→ **SHORT EXERCISE**
Print the entries that appear below, exactly as written and without their pictures.

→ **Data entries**
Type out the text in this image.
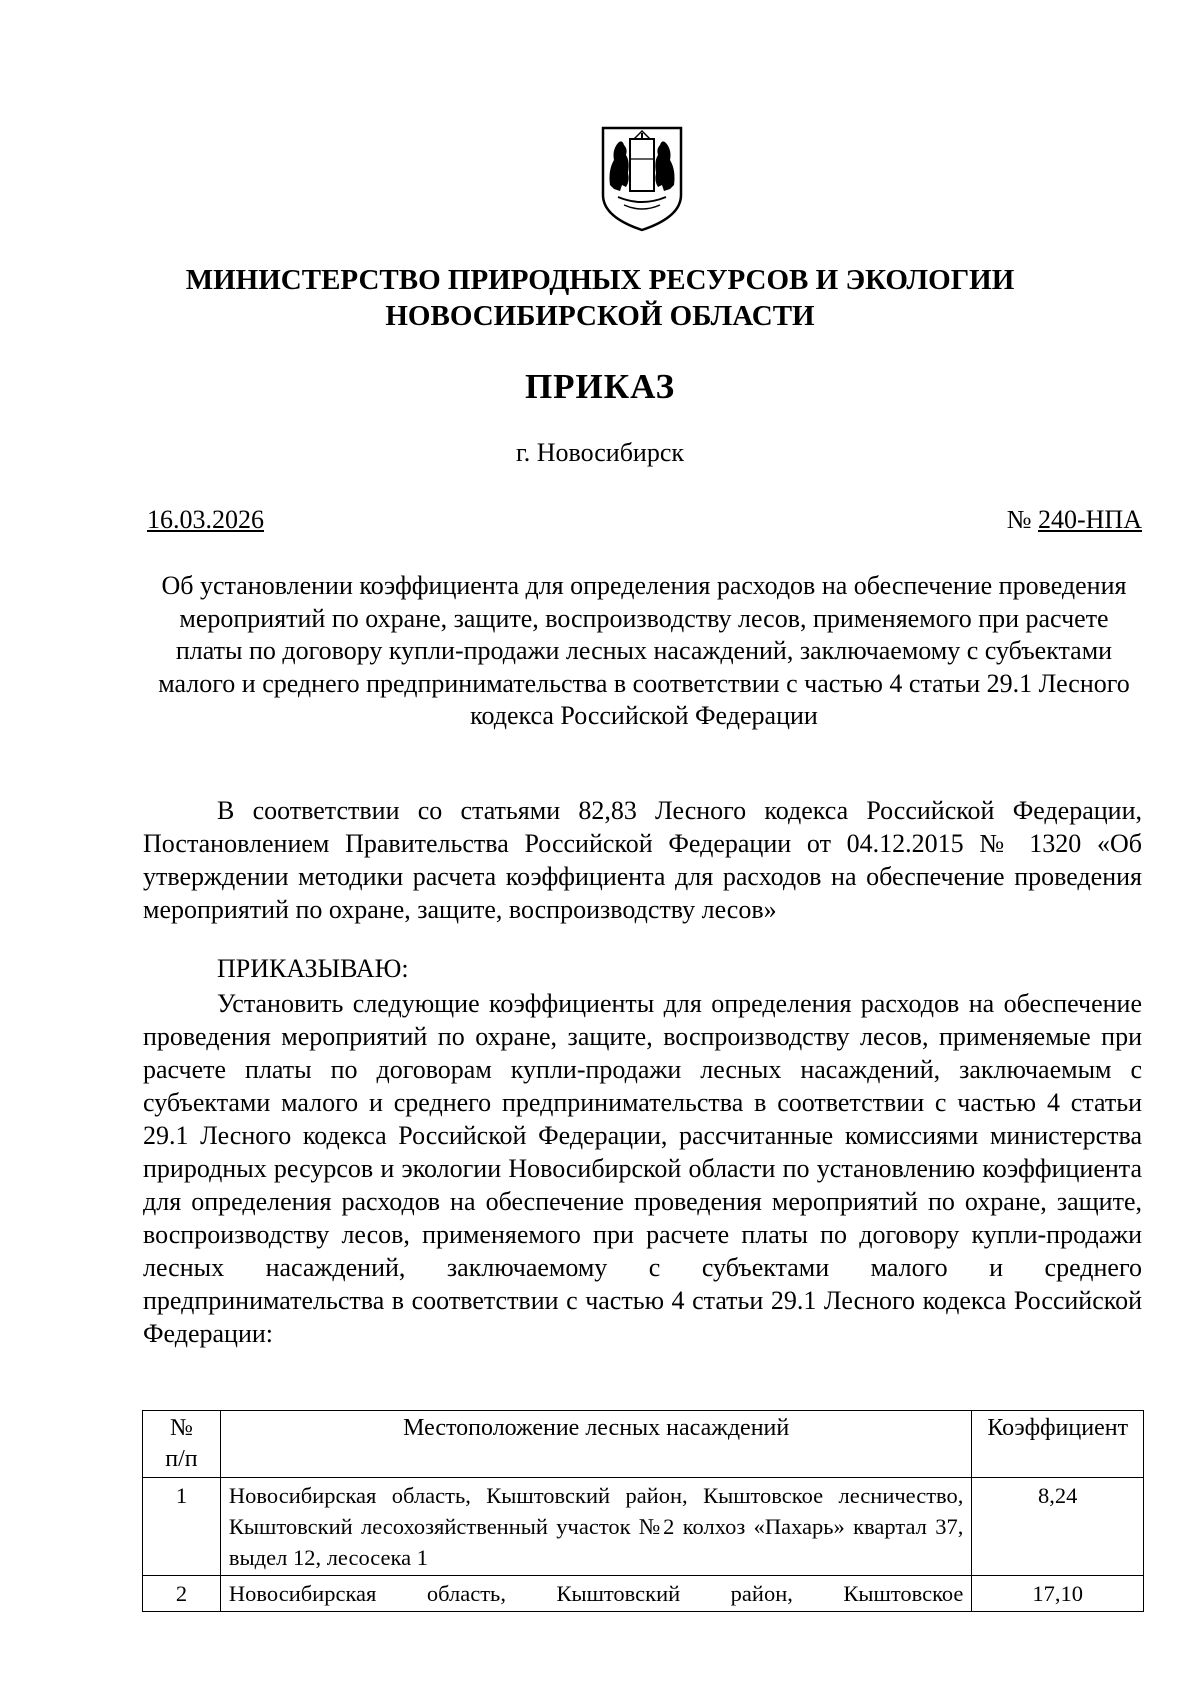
МИНИСТЕРСТВО ПРИРОДНЫХ РЕСУРСОВ И ЭКОЛОГИИ
НОВОСИБИРСКОЙ ОБЛАСТИ
ПРИКАЗ
г. Новосибирск
16.03.2026	№ 240-НПА
Об установлении коэффициента для определения расходов на обеспечение проведения мероприятий по охране, защите, воспроизводству лесов, применяемого при расчете платы по договору купли-продажи лесных насаждений, заключаемому с субъектами малого и среднего предпринимательства в соответствии с частью 4 статьи 29.1 Лесного кодекса Российской Федерации
В соответствии со статьями 82,83 Лесного кодекса Российской Федерации, Постановлением Правительства Российской Федерации от 04.12.2015 № 1320 «Об утверждении методики расчета коэффициента для расходов на обеспечение проведения мероприятий по охране, защите, воспроизводству лесов»
ПРИКАЗЫВАЮ:
Установить следующие коэффициенты для определения расходов на обеспечение проведения мероприятий по охране, защите, воспроизводству лесов, применяемые при расчете платы по договорам купли-продажи лесных насаждений, заключаемым с субъектами малого и среднего предпринимательства в соответствии с частью 4 статьи 29.1 Лесного кодекса Российской Федерации, рассчитанные комиссиями министерства природных ресурсов и экологии Новосибирской области по установлению коэффициента для определения расходов на обеспечение проведения мероприятий по охране, защите, воспроизводству лесов, применяемого при расчете платы по договору купли-продажи лесных насаждений, заключаемому с субъектами малого и среднего предпринимательства в соответствии с частью 4 статьи 29.1 Лесного кодекса Российской Федерации:
№
п/п	Местоположение лесных насаждений	Коэффициент
1	Новосибирская область, Кыштовский район, Кыштовское лесничество, Кыштовский лесохозяйственный участок №2 колхоз «Пахарь» квартал 37, выдел 12, лесосека 1	8,24
2	Новосибирская область, Кыштовский район, Кыштовское	17,10
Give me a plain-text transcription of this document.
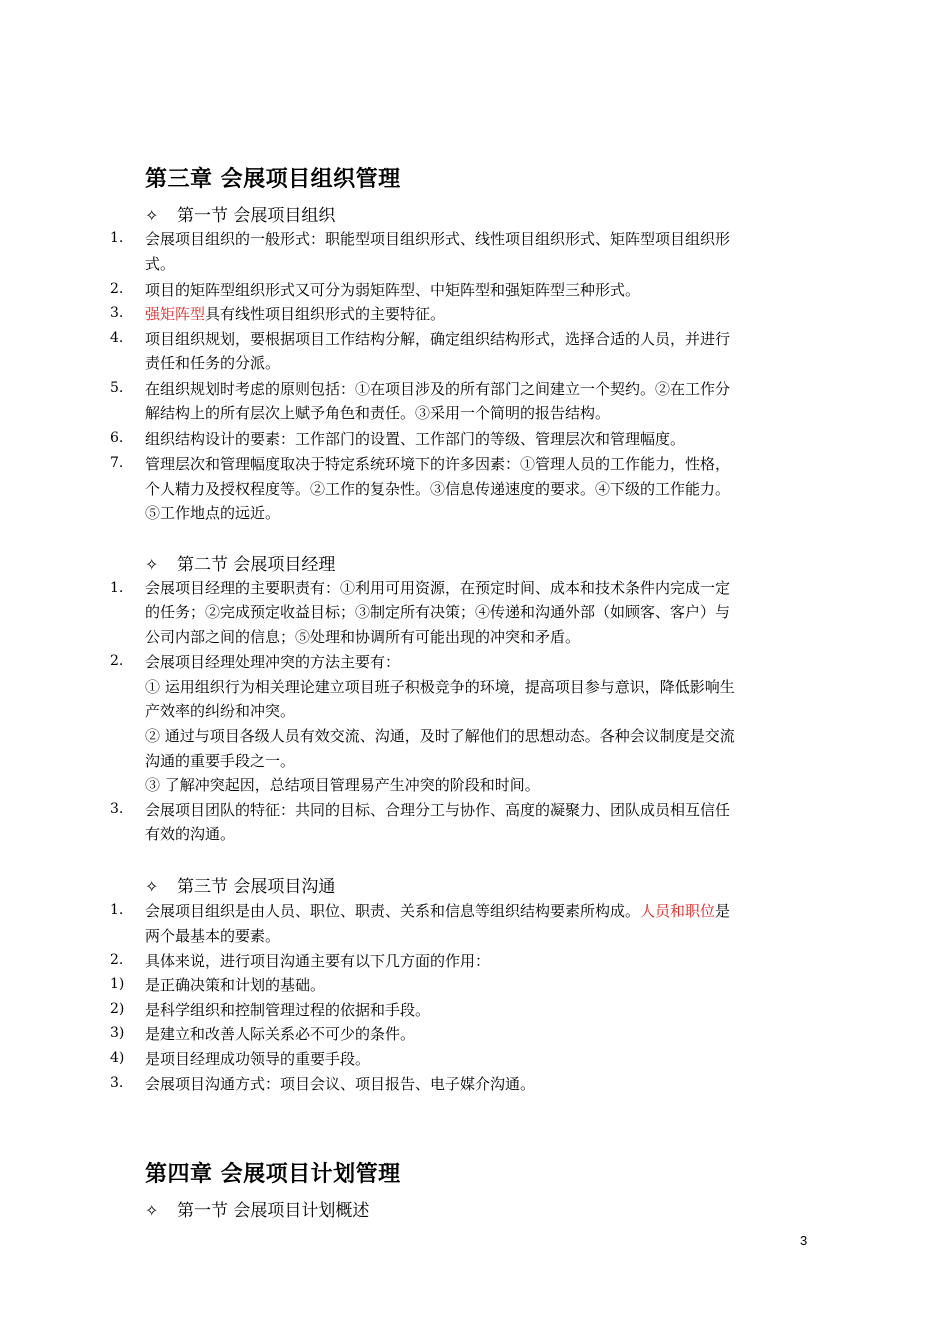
第三章 会展项目组织管理
✧ 第一节 会展项目组织
1. 会展项目组织的一般形式：职能型项目组织形式、线性项目组织形式、矩阵型项目组织形
式。
2. 项目的矩阵型组织形式又可分为弱矩阵型、中矩阵型和强矩阵型三种形式。
3. 强矩阵型具有线性项目组织形式的主要特征。
4. 项目组织规划，要根据项目工作结构分解，确定组织结构形式，选择合适的人员，并进行
责任和任务的分派。
5. 在组织规划时考虑的原则包括：①在项目涉及的所有部门之间建立一个契约。②在工作分
解结构上的所有层次上赋予角色和责任。③采用一个简明的报告结构。
6. 组织结构设计的要素：工作部门的设置、工作部门的等级、管理层次和管理幅度。
7. 管理层次和管理幅度取决于特定系统环境下的许多因素：①管理人员的工作能力，性格，
个人精力及授权程度等。②工作的复杂性。③信息传递速度的要求。④下级的工作能力。
⑤工作地点的远近。
✧ 第二节 会展项目经理
1. 会展项目经理的主要职责有：①利用可用资源，在预定时间、成本和技术条件内完成一定
的任务；②完成预定收益目标；③制定所有决策；④传递和沟通外部（如顾客、客户）与
公司内部之间的信息；⑤处理和协调所有可能出现的冲突和矛盾。
2. 会展项目经理处理冲突的方法主要有：
① 运用组织行为相关理论建立项目班子积极竞争的环境，提高项目参与意识，降低影响生
产效率的纠纷和冲突。
② 通过与项目各级人员有效交流、沟通，及时了解他们的思想动态。各种会议制度是交流
沟通的重要手段之一。
③ 了解冲突起因，总结项目管理易产生冲突的阶段和时间。
3. 会展项目团队的特征：共同的目标、合理分工与协作、高度的凝聚力、团队成员相互信任
有效的沟通。
✧ 第三节 会展项目沟通
1. 会展项目组织是由人员、职位、职责、关系和信息等组织结构要素所构成。人员和职位是
两个最基本的要素。
2. 具体来说，进行项目沟通主要有以下几方面的作用：
1) 是正确决策和计划的基础。
2) 是科学组织和控制管理过程的依据和手段。
3) 是建立和改善人际关系必不可少的条件。
4) 是项目经理成功领导的重要手段。
3. 会展项目沟通方式：项目会议、项目报告、电子媒介沟通。
第四章 会展项目计划管理
✧ 第一节 会展项目计划概述
3
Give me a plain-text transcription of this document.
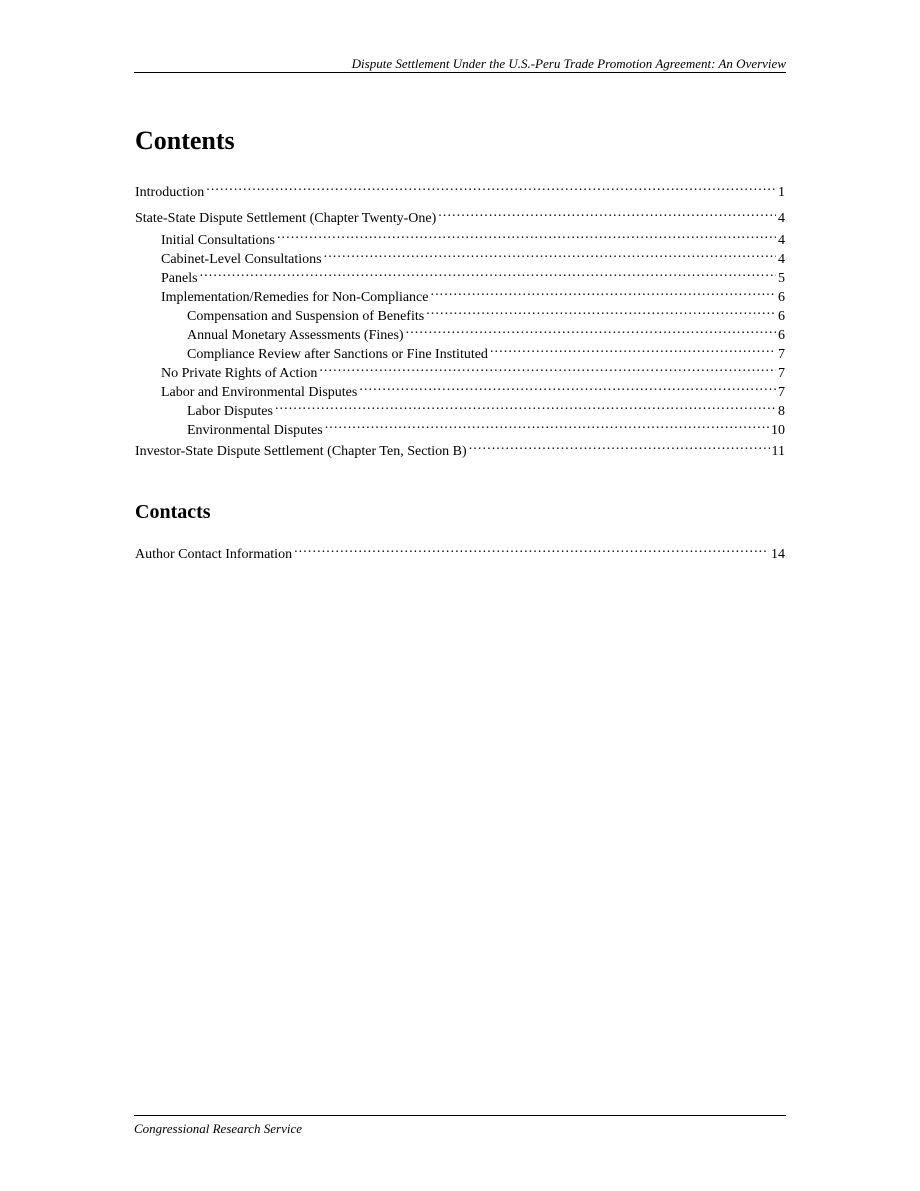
Dispute Settlement Under the U.S.-Peru Trade Promotion Agreement: An Overview
Contents
Introduction . . .	1
State-State Dispute Settlement (Chapter Twenty-One) . . .	4
Initial Consultations . . .	4
Cabinet-Level Consultations . . .	4
Panels . . .	5
Implementation/Remedies for Non-Compliance . . .	6
Compensation and Suspension of Benefits . . .	6
Annual Monetary Assessments (Fines) . . .	6
Compliance Review after Sanctions or Fine Instituted . . .	7
No Private Rights of Action . . .	7
Labor and Environmental Disputes . . .	7
Labor Disputes . . .	8
Environmental Disputes . . .	10
Investor-State Dispute Settlement (Chapter Ten, Section B) . . .	11
Contacts
Author Contact Information . . .	14
Congressional Research Service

→ **IN RESPONSE**
Type out the text in this image.
МИНИСТЕРСТВО ПРИРОДНЫХ РЕСУРСОВ И ЭКОЛОГИИ
НОВОСИБИРСКОЙ ОБЛАСТИ
ПРИКАЗ
г. Новосибирск
16.03.2026	№ 240-НПА
Об установлении коэффициента для определения расходов на обеспечение проведения мероприятий по охране, защите, воспроизводству лесов, применяемого при расчете платы по договору купли-продажи лесных насаждений, заключаемому с субъектами малого и среднего предпринимательства в соответствии с частью 4 статьи 29.1 Лесного кодекса Российской Федерации
В соответствии со статьями 82,83 Лесного кодекса Российской Федерации, Постановлением Правительства Российской Федерации от 04.12.2015 № 1320 «Об утверждении методики расчета коэффициента для расходов на обеспечение проведения мероприятий по охране, защите, воспроизводству лесов»
ПРИКАЗЫВАЮ:
Установить следующие коэффициенты для определения расходов на обеспечение проведения мероприятий по охране, защите, воспроизводству лесов, применяемые при расчете платы по договорам купли-продажи лесных насаждений, заключаемым с субъектами малого и среднего предпринимательства в соответствии с частью 4 статьи 29.1 Лесного кодекса Российской Федерации, рассчитанные комиссиями министерства природных ресурсов и экологии Новосибирской области по установлению коэффициента для определения расходов на обеспечение проведения мероприятий по охране, защите, воспроизводству лесов, применяемого при расчете платы по договору купли-продажи лесных насаждений, заключаемому с субъектами малого и среднего предпринимательства в соответствии с частью 4 статьи 29.1 Лесного кодекса Российской Федерации:
№
п/п	Местоположение лесных насаждений	Коэффициент
1	Новосибирская область, Кыштовский район, Кыштовское лесничество, Кыштовский лесохозяйственный участок №2 колхоз «Пахарь» квартал 37, выдел 12, лесосека 1	8,24
2	Новосибирская область, Кыштовский район, Кыштовское	17,10
Give me a plain-text transcription of this document.
第三章 会展项目组织管理
✧ 第一节 会展项目组织
1. 会展项目组织的一般形式：职能型项目组织形式、线性项目组织形式、矩阵型项目组织形
式。
2. 项目的矩阵型组织形式又可分为弱矩阵型、中矩阵型和强矩阵型三种形式。
3. 强矩阵型具有线性项目组织形式的主要特征。
4. 项目组织规划，要根据项目工作结构分解，确定组织结构形式，选择合适的人员，并进行
责任和任务的分派。
5. 在组织规划时考虑的原则包括：①在项目涉及的所有部门之间建立一个契约。②在工作分
解结构上的所有层次上赋予角色和责任。③采用一个简明的报告结构。
6. 组织结构设计的要素：工作部门的设置、工作部门的等级、管理层次和管理幅度。
7. 管理层次和管理幅度取决于特定系统环境下的许多因素：①管理人员的工作能力，性格，
个人精力及授权程度等。②工作的复杂性。③信息传递速度的要求。④下级的工作能力。
⑤工作地点的远近。
✧ 第二节 会展项目经理
1. 会展项目经理的主要职责有：①利用可用资源，在预定时间、成本和技术条件内完成一定
的任务；②完成预定收益目标；③制定所有决策；④传递和沟通外部（如顾客、客户）与
公司内部之间的信息；⑤处理和协调所有可能出现的冲突和矛盾。
2. 会展项目经理处理冲突的方法主要有：
① 运用组织行为相关理论建立项目班子积极竞争的环境，提高项目参与意识，降低影响生
产效率的纠纷和冲突。
② 通过与项目各级人员有效交流、沟通，及时了解他们的思想动态。各种会议制度是交流
沟通的重要手段之一。
③ 了解冲突起因，总结项目管理易产生冲突的阶段和时间。
3. 会展项目团队的特征：共同的目标、合理分工与协作、高度的凝聚力、团队成员相互信任
有效的沟通。
✧ 第三节 会展项目沟通
1. 会展项目组织是由人员、职位、职责、关系和信息等组织结构要素所构成。人员和职位是
两个最基本的要素。
2. 具体来说，进行项目沟通主要有以下几方面的作用：
1) 是正确决策和计划的基础。
2) 是科学组织和控制管理过程的依据和手段。
3) 是建立和改善人际关系必不可少的条件。
4) 是项目经理成功领导的重要手段。
3. 会展项目沟通方式：项目会议、项目报告、电子媒介沟通。
第四章 会展项目计划管理
✧ 第一节 会展项目计划概述
3
Give me a plain-text transcription of this document.
Dispute Settlement Under the U.S.-Peru Trade Promotion Agreement: An Overview
Contents
Introduction . . .	1
State-State Dispute Settlement (Chapter Twenty-One) . . .	4
Initial Consultations . . .	4
Cabinet-Level Consultations . . .	4
Panels . . .	5
Implementation/Remedies for Non-Compliance . . .	6
Compensation and Suspension of Benefits . . .	6
Annual Monetary Assessments (Fines) . . .	6
Compliance Review after Sanctions or Fine Instituted . . .	7
No Private Rights of Action . . .	7
Labor and Environmental Disputes . . .	7
Labor Disputes . . .	8
Environmental Disputes . . .	10
Investor-State Dispute Settlement (Chapter Ten, Section B) . . .	11
Contacts
Author Contact Information . . .	14
Congressional Research Service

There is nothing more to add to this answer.